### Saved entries
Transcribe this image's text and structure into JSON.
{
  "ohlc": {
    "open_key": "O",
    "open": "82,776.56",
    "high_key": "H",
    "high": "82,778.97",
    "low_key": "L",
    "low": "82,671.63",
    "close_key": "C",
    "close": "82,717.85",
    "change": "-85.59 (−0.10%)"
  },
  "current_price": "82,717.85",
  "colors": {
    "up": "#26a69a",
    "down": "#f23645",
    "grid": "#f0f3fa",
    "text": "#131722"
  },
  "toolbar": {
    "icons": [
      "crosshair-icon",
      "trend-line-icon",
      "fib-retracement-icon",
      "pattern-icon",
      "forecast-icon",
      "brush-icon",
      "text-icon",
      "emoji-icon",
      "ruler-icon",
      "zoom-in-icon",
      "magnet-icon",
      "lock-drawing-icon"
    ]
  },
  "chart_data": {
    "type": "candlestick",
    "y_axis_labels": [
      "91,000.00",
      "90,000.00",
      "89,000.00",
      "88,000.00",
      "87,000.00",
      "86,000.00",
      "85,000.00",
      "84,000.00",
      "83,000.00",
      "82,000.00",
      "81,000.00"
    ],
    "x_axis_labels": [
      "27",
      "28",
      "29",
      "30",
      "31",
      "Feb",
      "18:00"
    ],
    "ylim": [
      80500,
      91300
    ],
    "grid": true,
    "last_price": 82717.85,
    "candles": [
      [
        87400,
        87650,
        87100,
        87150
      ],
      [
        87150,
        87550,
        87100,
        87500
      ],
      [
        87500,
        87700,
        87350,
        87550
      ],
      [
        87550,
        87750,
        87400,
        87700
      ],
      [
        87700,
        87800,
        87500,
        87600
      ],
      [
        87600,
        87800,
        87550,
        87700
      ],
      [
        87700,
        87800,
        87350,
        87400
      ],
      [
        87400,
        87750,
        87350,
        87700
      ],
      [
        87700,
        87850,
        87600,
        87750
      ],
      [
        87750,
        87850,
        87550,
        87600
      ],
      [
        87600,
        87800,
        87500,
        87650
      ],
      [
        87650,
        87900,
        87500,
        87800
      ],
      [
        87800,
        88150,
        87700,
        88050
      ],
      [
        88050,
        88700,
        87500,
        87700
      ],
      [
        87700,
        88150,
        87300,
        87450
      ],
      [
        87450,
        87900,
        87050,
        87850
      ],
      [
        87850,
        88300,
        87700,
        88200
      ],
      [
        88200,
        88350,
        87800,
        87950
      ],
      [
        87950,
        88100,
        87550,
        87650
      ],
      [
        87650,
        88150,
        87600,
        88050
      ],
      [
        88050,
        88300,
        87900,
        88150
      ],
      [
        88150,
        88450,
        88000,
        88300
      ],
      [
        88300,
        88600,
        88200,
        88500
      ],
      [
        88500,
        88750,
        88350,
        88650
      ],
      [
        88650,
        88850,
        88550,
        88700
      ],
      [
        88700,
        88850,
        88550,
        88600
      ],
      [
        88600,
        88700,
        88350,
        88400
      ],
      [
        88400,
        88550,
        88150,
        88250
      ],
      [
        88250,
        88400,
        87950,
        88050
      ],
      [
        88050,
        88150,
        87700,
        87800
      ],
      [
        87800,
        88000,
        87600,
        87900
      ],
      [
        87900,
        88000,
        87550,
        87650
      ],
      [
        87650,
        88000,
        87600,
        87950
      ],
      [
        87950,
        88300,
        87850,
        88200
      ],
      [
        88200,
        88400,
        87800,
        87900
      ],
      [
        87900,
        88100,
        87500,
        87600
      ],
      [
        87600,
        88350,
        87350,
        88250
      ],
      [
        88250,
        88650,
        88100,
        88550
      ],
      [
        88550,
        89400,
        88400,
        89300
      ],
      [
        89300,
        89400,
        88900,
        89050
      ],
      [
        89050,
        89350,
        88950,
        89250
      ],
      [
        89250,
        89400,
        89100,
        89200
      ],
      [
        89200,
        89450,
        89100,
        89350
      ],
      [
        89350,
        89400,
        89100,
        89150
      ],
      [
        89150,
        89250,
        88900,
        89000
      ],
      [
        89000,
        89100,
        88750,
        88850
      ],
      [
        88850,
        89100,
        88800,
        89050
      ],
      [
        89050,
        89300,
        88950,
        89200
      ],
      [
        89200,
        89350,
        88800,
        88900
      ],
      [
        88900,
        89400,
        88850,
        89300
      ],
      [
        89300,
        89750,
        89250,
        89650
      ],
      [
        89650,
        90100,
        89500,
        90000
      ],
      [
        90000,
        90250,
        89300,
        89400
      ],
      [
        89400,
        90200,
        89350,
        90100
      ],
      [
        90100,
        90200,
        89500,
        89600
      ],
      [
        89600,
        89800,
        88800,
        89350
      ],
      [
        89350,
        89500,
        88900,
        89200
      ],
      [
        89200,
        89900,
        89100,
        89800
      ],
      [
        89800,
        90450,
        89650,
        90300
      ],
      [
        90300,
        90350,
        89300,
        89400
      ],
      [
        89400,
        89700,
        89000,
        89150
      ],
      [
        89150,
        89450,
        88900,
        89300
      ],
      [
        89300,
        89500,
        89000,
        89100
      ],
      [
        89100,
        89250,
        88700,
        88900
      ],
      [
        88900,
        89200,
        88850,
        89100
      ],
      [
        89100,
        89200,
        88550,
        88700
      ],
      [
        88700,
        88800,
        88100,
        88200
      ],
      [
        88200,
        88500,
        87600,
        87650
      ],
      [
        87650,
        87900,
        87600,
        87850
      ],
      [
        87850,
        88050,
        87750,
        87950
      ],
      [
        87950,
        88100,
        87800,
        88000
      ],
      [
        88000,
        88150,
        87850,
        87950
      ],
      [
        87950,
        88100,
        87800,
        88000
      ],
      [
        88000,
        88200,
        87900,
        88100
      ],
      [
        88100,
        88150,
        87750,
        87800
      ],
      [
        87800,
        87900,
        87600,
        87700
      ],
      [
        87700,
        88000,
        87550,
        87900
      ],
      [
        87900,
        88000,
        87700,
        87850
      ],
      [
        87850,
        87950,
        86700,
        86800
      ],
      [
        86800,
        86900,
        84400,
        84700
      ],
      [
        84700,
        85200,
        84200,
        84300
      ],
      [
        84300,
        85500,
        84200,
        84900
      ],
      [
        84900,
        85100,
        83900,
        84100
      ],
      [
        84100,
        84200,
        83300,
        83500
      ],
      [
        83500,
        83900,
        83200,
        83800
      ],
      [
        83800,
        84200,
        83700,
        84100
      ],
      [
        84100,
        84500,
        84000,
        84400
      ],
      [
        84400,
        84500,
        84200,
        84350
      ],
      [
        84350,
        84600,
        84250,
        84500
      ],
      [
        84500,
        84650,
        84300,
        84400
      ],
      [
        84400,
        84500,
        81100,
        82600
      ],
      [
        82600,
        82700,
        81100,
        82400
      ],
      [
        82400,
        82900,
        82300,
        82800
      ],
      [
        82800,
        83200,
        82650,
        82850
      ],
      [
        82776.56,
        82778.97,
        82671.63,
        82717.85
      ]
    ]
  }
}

### Requirement
Restate the data above word for word, please.

### Problem solution
Transcribe this image's text and structure into JSON.
{
  "ohlc": {
    "open_key": "O",
    "open": "82,776.56",
    "high_key": "H",
    "high": "82,778.97",
    "low_key": "L",
    "low": "82,671.63",
    "close_key": "C",
    "close": "82,717.85",
    "change": "-85.59 (−0.10%)"
  },
  "current_price": "82,717.85",
  "colors": {
    "up": "#26a69a",
    "down": "#f23645",
    "grid": "#f0f3fa",
    "text": "#131722"
  },
  "toolbar": {
    "icons": [
      "crosshair-icon",
      "trend-line-icon",
      "fib-retracement-icon",
      "pattern-icon",
      "forecast-icon",
      "brush-icon",
      "text-icon",
      "emoji-icon",
      "ruler-icon",
      "zoom-in-icon",
      "magnet-icon",
      "lock-drawing-icon"
    ]
  },
  "chart_data": {
    "type": "candlestick",
    "y_axis_labels": [
      "91,000.00",
      "90,000.00",
      "89,000.00",
      "88,000.00",
      "87,000.00",
      "86,000.00",
      "85,000.00",
      "84,000.00",
      "83,000.00",
      "82,000.00",
      "81,000.00"
    ],
    "x_axis_labels": [
      "27",
      "28",
      "29",
      "30",
      "31",
      "Feb",
      "18:00"
    ],
    "ylim": [
      80500,
      91300
    ],
    "grid": true,
    "last_price": 82717.85,
    "candles": [
      [
        87400,
        87650,
        87100,
        87150
      ],
      [
        87150,
        87550,
        87100,
        87500
      ],
      [
        87500,
        87700,
        87350,
        87550
      ],
      [
        87550,
        87750,
        87400,
        87700
      ],
      [
        87700,
        87800,
        87500,
        87600
      ],
      [
        87600,
        87800,
        87550,
        87700
      ],
      [
        87700,
        87800,
        87350,
        87400
      ],
      [
        87400,
        87750,
        87350,
        87700
      ],
      [
        87700,
        87850,
        87600,
        87750
      ],
      [
        87750,
        87850,
        87550,
        87600
      ],
      [
        87600,
        87800,
        87500,
        87650
      ],
      [
        87650,
        87900,
        87500,
        87800
      ],
      [
        87800,
        88150,
        87700,
        88050
      ],
      [
        88050,
        88700,
        87500,
        87700
      ],
      [
        87700,
        88150,
        87300,
        87450
      ],
      [
        87450,
        87900,
        87050,
        87850
      ],
      [
        87850,
        88300,
        87700,
        88200
      ],
      [
        88200,
        88350,
        87800,
        87950
      ],
      [
        87950,
        88100,
        87550,
        87650
      ],
      [
        87650,
        88150,
        87600,
        88050
      ],
      [
        88050,
        88300,
        87900,
        88150
      ],
      [
        88150,
        88450,
        88000,
        88300
      ],
      [
        88300,
        88600,
        88200,
        88500
      ],
      [
        88500,
        88750,
        88350,
        88650
      ],
      [
        88650,
        88850,
        88550,
        88700
      ],
      [
        88700,
        88850,
        88550,
        88600
      ],
      [
        88600,
        88700,
        88350,
        88400
      ],
      [
        88400,
        88550,
        88150,
        88250
      ],
      [
        88250,
        88400,
        87950,
        88050
      ],
      [
        88050,
        88150,
        87700,
        87800
      ],
      [
        87800,
        88000,
        87600,
        87900
      ],
      [
        87900,
        88000,
        87550,
        87650
      ],
      [
        87650,
        88000,
        87600,
        87950
      ],
      [
        87950,
        88300,
        87850,
        88200
      ],
      [
        88200,
        88400,
        87800,
        87900
      ],
      [
        87900,
        88100,
        87500,
        87600
      ],
      [
        87600,
        88350,
        87350,
        88250
      ],
      [
        88250,
        88650,
        88100,
        88550
      ],
      [
        88550,
        89400,
        88400,
        89300
      ],
      [
        89300,
        89400,
        88900,
        89050
      ],
      [
        89050,
        89350,
        88950,
        89250
      ],
      [
        89250,
        89400,
        89100,
        89200
      ],
      [
        89200,
        89450,
        89100,
        89350
      ],
      [
        89350,
        89400,
        89100,
        89150
      ],
      [
        89150,
        89250,
        88900,
        89000
      ],
      [
        89000,
        89100,
        88750,
        88850
      ],
      [
        88850,
        89100,
        88800,
        89050
      ],
      [
        89050,
        89300,
        88950,
        89200
      ],
      [
        89200,
        89350,
        88800,
        88900
      ],
      [
        88900,
        89400,
        88850,
        89300
      ],
      [
        89300,
        89750,
        89250,
        89650
      ],
      [
        89650,
        90100,
        89500,
        90000
      ],
      [
        90000,
        90250,
        89300,
        89400
      ],
      [
        89400,
        90200,
        89350,
        90100
      ],
      [
        90100,
        90200,
        89500,
        89600
      ],
      [
        89600,
        89800,
        88800,
        89350
      ],
      [
        89350,
        89500,
        88900,
        89200
      ],
      [
        89200,
        89900,
        89100,
        89800
      ],
      [
        89800,
        90450,
        89650,
        90300
      ],
      [
        90300,
        90350,
        89300,
        89400
      ],
      [
        89400,
        89700,
        89000,
        89150
      ],
      [
        89150,
        89450,
        88900,
        89300
      ],
      [
        89300,
        89500,
        89000,
        89100
      ],
      [
        89100,
        89250,
        88700,
        88900
      ],
      [
        88900,
        89200,
        88850,
        89100
      ],
      [
        89100,
        89200,
        88550,
        88700
      ],
      [
        88700,
        88800,
        88100,
        88200
      ],
      [
        88200,
        88500,
        87600,
        87650
      ],
      [
        87650,
        87900,
        87600,
        87850
      ],
      [
        87850,
        88050,
        87750,
        87950
      ],
      [
        87950,
        88100,
        87800,
        88000
      ],
      [
        88000,
        88150,
        87850,
        87950
      ],
      [
        87950,
        88100,
        87800,
        88000
      ],
      [
        88000,
        88200,
        87900,
        88100
      ],
      [
        88100,
        88150,
        87750,
        87800
      ],
      [
        87800,
        87900,
        87600,
        87700
      ],
      [
        87700,
        88000,
        87550,
        87900
      ],
      [
        87900,
        88000,
        87700,
        87850
      ],
      [
        87850,
        87950,
        86700,
        86800
      ],
      [
        86800,
        86900,
        84400,
        84700
      ],
      [
        84700,
        85200,
        84200,
        84300
      ],
      [
        84300,
        85500,
        84200,
        84900
      ],
      [
        84900,
        85100,
        83900,
        84100
      ],
      [
        84100,
        84200,
        83300,
        83500
      ],
      [
        83500,
        83900,
        83200,
        83800
      ],
      [
        83800,
        84200,
        83700,
        84100
      ],
      [
        84100,
        84500,
        84000,
        84400
      ],
      [
        84400,
        84500,
        84200,
        84350
      ],
      [
        84350,
        84600,
        84250,
        84500
      ],
      [
        84500,
        84650,
        84300,
        84400
      ],
      [
        84400,
        84500,
        81100,
        82600
      ],
      [
        82600,
        82700,
        81100,
        82400
      ],
      [
        82400,
        82900,
        82300,
        82800
      ],
      [
        82800,
        83200,
        82650,
        82850
      ],
      [
        82776.56,
        82778.97,
        82671.63,
        82717.85
      ]
    ]
  }
}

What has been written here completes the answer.